Work instructions ::
Skip the pictures. Reproduce all other material exactly.

** Start of Task inputs **

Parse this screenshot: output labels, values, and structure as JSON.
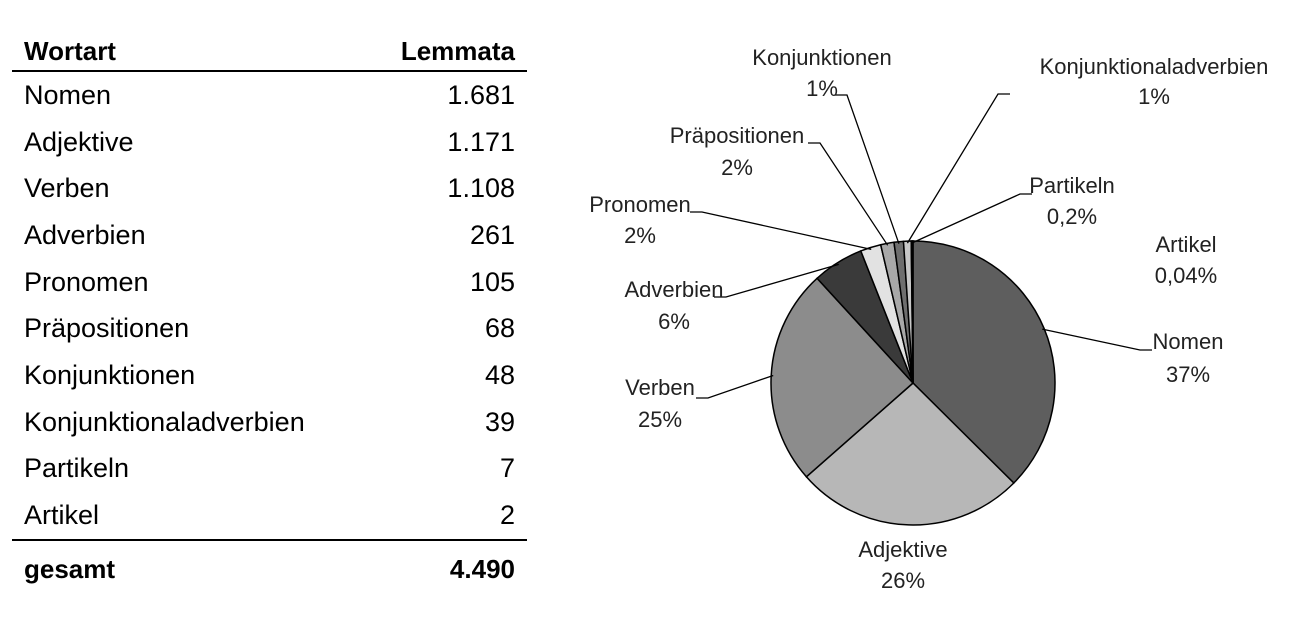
{
  "table": {
    "header": {
      "wortart": "Wortart",
      "lemmata": "Lemmata"
    },
    "rows": [
      {
        "wortart": "Nomen",
        "lemmata": "1.681"
      },
      {
        "wortart": "Adjektive",
        "lemmata": "1.171"
      },
      {
        "wortart": "Verben",
        "lemmata": "1.108"
      },
      {
        "wortart": "Adverbien",
        "lemmata": "261"
      },
      {
        "wortart": "Pronomen",
        "lemmata": "105"
      },
      {
        "wortart": "Präpositionen",
        "lemmata": "68"
      },
      {
        "wortart": "Konjunktionen",
        "lemmata": "48"
      },
      {
        "wortart": "Konjunktionaladverbien",
        "lemmata": "39"
      },
      {
        "wortart": "Partikeln",
        "lemmata": "7"
      },
      {
        "wortart": "Artikel",
        "lemmata": "2"
      }
    ],
    "total": {
      "label": "gesamt",
      "value": "4.490"
    }
  },
  "chart_data": {
    "type": "pie",
    "slices": [
      {
        "label": "Nomen",
        "pct_label": "37%",
        "value": 1681,
        "color": "#5e5e5e"
      },
      {
        "label": "Adjektive",
        "pct_label": "26%",
        "value": 1171,
        "color": "#b7b7b7"
      },
      {
        "label": "Verben",
        "pct_label": "25%",
        "value": 1108,
        "color": "#8c8c8c"
      },
      {
        "label": "Adverbien",
        "pct_label": "6%",
        "value": 261,
        "color": "#3a3a3a"
      },
      {
        "label": "Pronomen",
        "pct_label": "2%",
        "value": 105,
        "color": "#e2e2e2"
      },
      {
        "label": "Präpositionen",
        "pct_label": "2%",
        "value": 68,
        "color": "#a8a8a8"
      },
      {
        "label": "Konjunktionen",
        "pct_label": "1%",
        "value": 48,
        "color": "#6e6e6e"
      },
      {
        "label": "Konjunktionaladverbien",
        "pct_label": "1%",
        "value": 39,
        "color": "#c8c8c8"
      },
      {
        "label": "Partikeln",
        "pct_label": "0,2%",
        "value": 7,
        "color": "#333333"
      },
      {
        "label": "Artikel",
        "pct_label": "0,04%",
        "value": 2,
        "color": "#111111"
      }
    ]
  }
}
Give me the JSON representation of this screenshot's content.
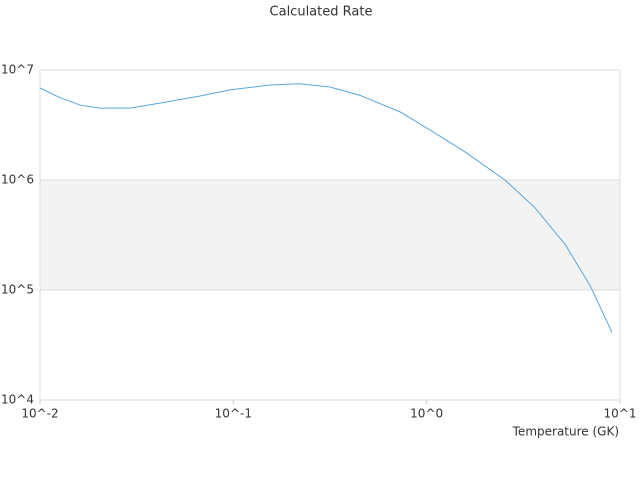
{
  "chart_data": {
    "type": "line",
    "title": "Calculated Rate",
    "x_label": "Temperature (GK)",
    "xscale": "log",
    "yscale": "log",
    "xlim": [
      0.01,
      10
    ],
    "ylim": [
      10000,
      10000000
    ],
    "xticks": [
      {
        "value": 0.01,
        "label": "10^-2"
      },
      {
        "value": 0.1,
        "label": "10^-1"
      },
      {
        "value": 1,
        "label": "10^0"
      },
      {
        "value": 10,
        "label": "10^1"
      }
    ],
    "yticks": [
      {
        "value": 10000,
        "label": "10^4"
      },
      {
        "value": 100000,
        "label": "10^5"
      },
      {
        "value": 1000000,
        "label": "10^6"
      },
      {
        "value": 10000000,
        "label": "10^7"
      }
    ],
    "grid": true,
    "series": [
      {
        "color": "#5aa6e0",
        "x": [
          0.01,
          0.0127,
          0.0161,
          0.0204,
          0.0292,
          0.0417,
          0.0672,
          0.0962,
          0.155,
          0.22,
          0.316,
          0.45,
          0.73,
          1.04,
          1.58,
          2.54,
          3.63,
          5.2,
          7.0,
          9.1
        ],
        "values": [
          6860000,
          5600000,
          4800000,
          4500000,
          4500000,
          5000000,
          5800000,
          6600000,
          7300000,
          7500000,
          7000000,
          5900000,
          4150000,
          2850000,
          1800000,
          1000000,
          560000,
          260000,
          110000,
          41000
        ]
      }
    ]
  }
}
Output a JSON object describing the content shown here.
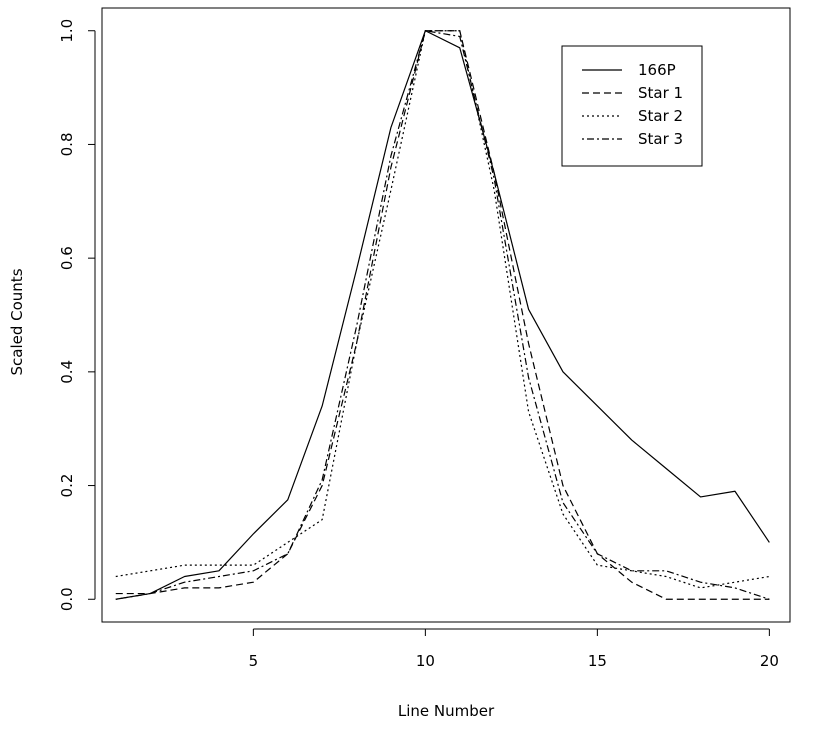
{
  "chart_data": {
    "type": "line",
    "title": "",
    "xlabel": "Line Number",
    "ylabel": "Scaled Counts",
    "xlim": [
      0.6,
      20.6
    ],
    "ylim": [
      -0.04,
      1.04
    ],
    "xticks": [
      "5",
      "10",
      "15",
      "20"
    ],
    "yticks": [
      "0.0",
      "0.2",
      "0.4",
      "0.6",
      "0.8",
      "1.0"
    ],
    "grid": false,
    "legend_position": "top-right",
    "x": [
      1,
      2,
      3,
      4,
      5,
      6,
      7,
      8,
      9,
      10,
      11,
      12,
      13,
      14,
      15,
      16,
      17,
      18,
      19,
      20
    ],
    "series": [
      {
        "name": "166P",
        "dash": "solid",
        "values": [
          0.0,
          0.01,
          0.04,
          0.05,
          0.115,
          0.175,
          0.34,
          0.58,
          0.83,
          1.0,
          0.97,
          0.75,
          0.51,
          0.4,
          0.34,
          0.28,
          0.23,
          0.18,
          0.19,
          0.1
        ]
      },
      {
        "name": "Star 1",
        "dash": "dashed",
        "values": [
          0.01,
          0.01,
          0.02,
          0.02,
          0.03,
          0.08,
          0.2,
          0.45,
          0.76,
          1.0,
          1.0,
          0.75,
          0.45,
          0.2,
          0.08,
          0.03,
          0.0,
          0.0,
          0.0,
          0.0
        ]
      },
      {
        "name": "Star 2",
        "dash": "dotted",
        "values": [
          0.04,
          0.05,
          0.06,
          0.06,
          0.06,
          0.1,
          0.14,
          0.45,
          0.72,
          1.0,
          1.0,
          0.72,
          0.33,
          0.15,
          0.06,
          0.05,
          0.04,
          0.02,
          0.03,
          0.04
        ]
      },
      {
        "name": "Star 3",
        "dash": "dotdash",
        "values": [
          0.0,
          0.01,
          0.03,
          0.04,
          0.05,
          0.08,
          0.21,
          0.48,
          0.78,
          1.0,
          0.99,
          0.74,
          0.39,
          0.17,
          0.08,
          0.05,
          0.05,
          0.03,
          0.02,
          0.0
        ]
      }
    ]
  }
}
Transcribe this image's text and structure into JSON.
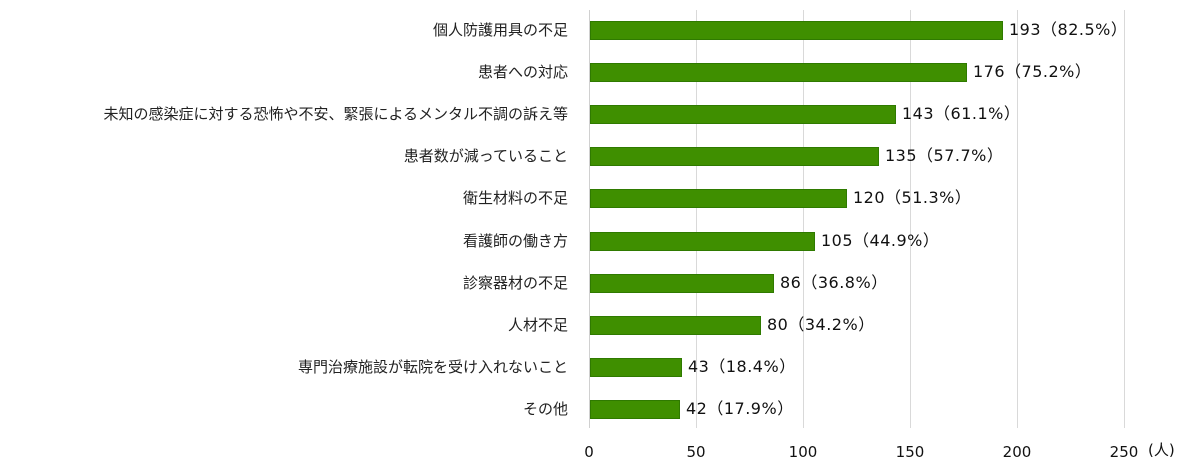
{
  "chart_data": {
    "type": "bar",
    "orientation": "horizontal",
    "title": "",
    "xlabel": "",
    "ylabel": "",
    "unit": "(人)",
    "xlim": [
      0,
      250
    ],
    "x_ticks": [
      0,
      50,
      100,
      150,
      200,
      250
    ],
    "grid": true,
    "legend": null,
    "bar_color": "#3f8f00",
    "categories": [
      "個人防護用具の不足",
      "患者への対応",
      "未知の感染症に対する恐怖や不安、緊張によるメンタル不調の訴え等",
      "患者数が減っていること",
      "衛生材料の不足",
      "看護師の働き方",
      "診察器材の不足",
      "人材不足",
      "専門治療施設が転院を受け入れないこと",
      "その他"
    ],
    "values": [
      193,
      176,
      143,
      135,
      120,
      105,
      86,
      80,
      43,
      42
    ],
    "percentages": [
      82.5,
      75.2,
      61.1,
      57.7,
      51.3,
      44.9,
      36.8,
      34.2,
      18.4,
      17.9
    ],
    "data_labels": [
      "193（82.5%）",
      "176（75.2%）",
      "143（61.1%）",
      "135（57.7%）",
      "120（51.3%）",
      "105（44.9%）",
      "86（36.8%）",
      "80（34.2%）",
      "43（18.4%）",
      "42（17.9%）"
    ]
  },
  "axis": {
    "ticks": [
      "0",
      "50",
      "100",
      "150",
      "200",
      "250"
    ],
    "unit": "(人)"
  }
}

** End of Task inputs **

Complete output ::
Parse this screenshot: output labels, values, and structure as JSON.
{
  "table": {
    "header": {
      "wortart": "Wortart",
      "lemmata": "Lemmata"
    },
    "rows": [
      {
        "wortart": "Nomen",
        "lemmata": "1.681"
      },
      {
        "wortart": "Adjektive",
        "lemmata": "1.171"
      },
      {
        "wortart": "Verben",
        "lemmata": "1.108"
      },
      {
        "wortart": "Adverbien",
        "lemmata": "261"
      },
      {
        "wortart": "Pronomen",
        "lemmata": "105"
      },
      {
        "wortart": "Präpositionen",
        "lemmata": "68"
      },
      {
        "wortart": "Konjunktionen",
        "lemmata": "48"
      },
      {
        "wortart": "Konjunktionaladverbien",
        "lemmata": "39"
      },
      {
        "wortart": "Partikeln",
        "lemmata": "7"
      },
      {
        "wortart": "Artikel",
        "lemmata": "2"
      }
    ],
    "total": {
      "label": "gesamt",
      "value": "4.490"
    }
  },
  "chart_data": {
    "type": "pie",
    "slices": [
      {
        "label": "Nomen",
        "pct_label": "37%",
        "value": 1681,
        "color": "#5e5e5e"
      },
      {
        "label": "Adjektive",
        "pct_label": "26%",
        "value": 1171,
        "color": "#b7b7b7"
      },
      {
        "label": "Verben",
        "pct_label": "25%",
        "value": 1108,
        "color": "#8c8c8c"
      },
      {
        "label": "Adverbien",
        "pct_label": "6%",
        "value": 261,
        "color": "#3a3a3a"
      },
      {
        "label": "Pronomen",
        "pct_label": "2%",
        "value": 105,
        "color": "#e2e2e2"
      },
      {
        "label": "Präpositionen",
        "pct_label": "2%",
        "value": 68,
        "color": "#a8a8a8"
      },
      {
        "label": "Konjunktionen",
        "pct_label": "1%",
        "value": 48,
        "color": "#6e6e6e"
      },
      {
        "label": "Konjunktionaladverbien",
        "pct_label": "1%",
        "value": 39,
        "color": "#c8c8c8"
      },
      {
        "label": "Partikeln",
        "pct_label": "0,2%",
        "value": 7,
        "color": "#333333"
      },
      {
        "label": "Artikel",
        "pct_label": "0,04%",
        "value": 2,
        "color": "#111111"
      }
    ]
  }
}
Give me the JSON representation of this screenshot's content.
{
  "chart_data": {
    "type": "line",
    "title": "Calculated Rate",
    "x_label": "Temperature (GK)",
    "xscale": "log",
    "yscale": "log",
    "xlim": [
      0.01,
      10
    ],
    "ylim": [
      10000,
      10000000
    ],
    "xticks": [
      {
        "value": 0.01,
        "label": "10^-2"
      },
      {
        "value": 0.1,
        "label": "10^-1"
      },
      {
        "value": 1,
        "label": "10^0"
      },
      {
        "value": 10,
        "label": "10^1"
      }
    ],
    "yticks": [
      {
        "value": 10000,
        "label": "10^4"
      },
      {
        "value": 100000,
        "label": "10^5"
      },
      {
        "value": 1000000,
        "label": "10^6"
      },
      {
        "value": 10000000,
        "label": "10^7"
      }
    ],
    "grid": true,
    "series": [
      {
        "color": "#5aa6e0",
        "x": [
          0.01,
          0.0127,
          0.0161,
          0.0204,
          0.0292,
          0.0417,
          0.0672,
          0.0962,
          0.155,
          0.22,
          0.316,
          0.45,
          0.73,
          1.04,
          1.58,
          2.54,
          3.63,
          5.2,
          7.0,
          9.1
        ],
        "values": [
          6860000,
          5600000,
          4800000,
          4500000,
          4500000,
          5000000,
          5800000,
          6600000,
          7300000,
          7500000,
          7000000,
          5900000,
          4150000,
          2850000,
          1800000,
          1000000,
          560000,
          260000,
          110000,
          41000
        ]
      }
    ]
  }
}
Output a JSON object describing the content shown here.
{
  "chart_data": {
    "type": "line",
    "title": "",
    "xlabel": "Line Number",
    "ylabel": "Scaled Counts",
    "xlim": [
      0.6,
      20.6
    ],
    "ylim": [
      -0.04,
      1.04
    ],
    "xticks": [
      "5",
      "10",
      "15",
      "20"
    ],
    "yticks": [
      "0.0",
      "0.2",
      "0.4",
      "0.6",
      "0.8",
      "1.0"
    ],
    "grid": false,
    "legend_position": "top-right",
    "x": [
      1,
      2,
      3,
      4,
      5,
      6,
      7,
      8,
      9,
      10,
      11,
      12,
      13,
      14,
      15,
      16,
      17,
      18,
      19,
      20
    ],
    "series": [
      {
        "name": "166P",
        "dash": "solid",
        "values": [
          0.0,
          0.01,
          0.04,
          0.05,
          0.115,
          0.175,
          0.34,
          0.58,
          0.83,
          1.0,
          0.97,
          0.75,
          0.51,
          0.4,
          0.34,
          0.28,
          0.23,
          0.18,
          0.19,
          0.1
        ]
      },
      {
        "name": "Star 1",
        "dash": "dashed",
        "values": [
          0.01,
          0.01,
          0.02,
          0.02,
          0.03,
          0.08,
          0.2,
          0.45,
          0.76,
          1.0,
          1.0,
          0.75,
          0.45,
          0.2,
          0.08,
          0.03,
          0.0,
          0.0,
          0.0,
          0.0
        ]
      },
      {
        "name": "Star 2",
        "dash": "dotted",
        "values": [
          0.04,
          0.05,
          0.06,
          0.06,
          0.06,
          0.1,
          0.14,
          0.45,
          0.72,
          1.0,
          1.0,
          0.72,
          0.33,
          0.15,
          0.06,
          0.05,
          0.04,
          0.02,
          0.03,
          0.04
        ]
      },
      {
        "name": "Star 3",
        "dash": "dotdash",
        "values": [
          0.0,
          0.01,
          0.03,
          0.04,
          0.05,
          0.08,
          0.21,
          0.48,
          0.78,
          1.0,
          0.99,
          0.74,
          0.39,
          0.17,
          0.08,
          0.05,
          0.05,
          0.03,
          0.02,
          0.0
        ]
      }
    ]
  }
}
Transcribe this image's text and structure into JSON.
{
  "chart_data": {
    "type": "bar",
    "orientation": "horizontal",
    "title": "",
    "xlabel": "",
    "ylabel": "",
    "unit": "(人)",
    "xlim": [
      0,
      250
    ],
    "x_ticks": [
      0,
      50,
      100,
      150,
      200,
      250
    ],
    "grid": true,
    "legend": null,
    "bar_color": "#3f8f00",
    "categories": [
      "個人防護用具の不足",
      "患者への対応",
      "未知の感染症に対する恐怖や不安、緊張によるメンタル不調の訴え等",
      "患者数が減っていること",
      "衛生材料の不足",
      "看護師の働き方",
      "診察器材の不足",
      "人材不足",
      "専門治療施設が転院を受け入れないこと",
      "その他"
    ],
    "values": [
      193,
      176,
      143,
      135,
      120,
      105,
      86,
      80,
      43,
      42
    ],
    "percentages": [
      82.5,
      75.2,
      61.1,
      57.7,
      51.3,
      44.9,
      36.8,
      34.2,
      18.4,
      17.9
    ],
    "data_labels": [
      "193（82.5%）",
      "176（75.2%）",
      "143（61.1%）",
      "135（57.7%）",
      "120（51.3%）",
      "105（44.9%）",
      "86（36.8%）",
      "80（34.2%）",
      "43（18.4%）",
      "42（17.9%）"
    ]
  },
  "axis": {
    "ticks": [
      "0",
      "50",
      "100",
      "150",
      "200",
      "250"
    ],
    "unit": "(人)"
  }
}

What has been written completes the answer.